- TASK BRIEF
Word for word, restate every line of the listing that follows.

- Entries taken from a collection
'''

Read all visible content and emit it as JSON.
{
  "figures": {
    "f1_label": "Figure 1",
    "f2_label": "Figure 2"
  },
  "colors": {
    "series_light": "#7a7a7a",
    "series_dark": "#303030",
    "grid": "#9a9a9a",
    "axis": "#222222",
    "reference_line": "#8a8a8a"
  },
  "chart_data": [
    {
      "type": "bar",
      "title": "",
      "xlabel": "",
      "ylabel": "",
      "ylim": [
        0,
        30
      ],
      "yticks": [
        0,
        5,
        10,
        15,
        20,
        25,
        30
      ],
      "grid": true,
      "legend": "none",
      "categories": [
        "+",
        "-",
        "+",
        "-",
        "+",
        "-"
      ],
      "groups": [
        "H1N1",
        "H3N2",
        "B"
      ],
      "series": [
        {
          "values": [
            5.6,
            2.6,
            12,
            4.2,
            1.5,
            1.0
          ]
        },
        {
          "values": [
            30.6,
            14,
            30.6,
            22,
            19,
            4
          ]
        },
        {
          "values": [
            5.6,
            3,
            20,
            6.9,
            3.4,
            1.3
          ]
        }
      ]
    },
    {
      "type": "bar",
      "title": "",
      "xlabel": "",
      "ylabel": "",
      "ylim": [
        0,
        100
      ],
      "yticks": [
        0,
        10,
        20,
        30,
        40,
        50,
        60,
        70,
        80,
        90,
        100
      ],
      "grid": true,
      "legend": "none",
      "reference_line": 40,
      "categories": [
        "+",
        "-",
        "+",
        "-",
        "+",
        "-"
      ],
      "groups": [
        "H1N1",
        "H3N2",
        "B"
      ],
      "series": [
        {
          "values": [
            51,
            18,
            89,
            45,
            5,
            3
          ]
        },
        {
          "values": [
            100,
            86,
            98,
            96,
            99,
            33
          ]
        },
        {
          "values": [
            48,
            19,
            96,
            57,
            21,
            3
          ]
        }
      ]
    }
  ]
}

'''

- RESULT OF THE EXERCISE
Read all visible content and emit it as JSON.
{
  "figures": {
    "f1_label": "Figure 1",
    "f2_label": "Figure 2"
  },
  "colors": {
    "series_light": "#7a7a7a",
    "series_dark": "#303030",
    "grid": "#9a9a9a",
    "axis": "#222222",
    "reference_line": "#8a8a8a"
  },
  "chart_data": [
    {
      "type": "bar",
      "title": "",
      "xlabel": "",
      "ylabel": "",
      "ylim": [
        0,
        30
      ],
      "yticks": [
        0,
        5,
        10,
        15,
        20,
        25,
        30
      ],
      "grid": true,
      "legend": "none",
      "categories": [
        "+",
        "-",
        "+",
        "-",
        "+",
        "-"
      ],
      "groups": [
        "H1N1",
        "H3N2",
        "B"
      ],
      "series": [
        {
          "values": [
            5.6,
            2.6,
            12,
            4.2,
            1.5,
            1.0
          ]
        },
        {
          "values": [
            30.6,
            14,
            30.6,
            22,
            19,
            4
          ]
        },
        {
          "values": [
            5.6,
            3,
            20,
            6.9,
            3.4,
            1.3
          ]
        }
      ]
    },
    {
      "type": "bar",
      "title": "",
      "xlabel": "",
      "ylabel": "",
      "ylim": [
        0,
        100
      ],
      "yticks": [
        0,
        10,
        20,
        30,
        40,
        50,
        60,
        70,
        80,
        90,
        100
      ],
      "grid": true,
      "legend": "none",
      "reference_line": 40,
      "categories": [
        "+",
        "-",
        "+",
        "-",
        "+",
        "-"
      ],
      "groups": [
        "H1N1",
        "H3N2",
        "B"
      ],
      "series": [
        {
          "values": [
            51,
            18,
            89,
            45,
            5,
            3
          ]
        },
        {
          "values": [
            100,
            86,
            98,
            96,
            99,
            33
          ]
        },
        {
          "values": [
            48,
            19,
            96,
            57,
            21,
            3
          ]
        }
      ]
    }
  ]
}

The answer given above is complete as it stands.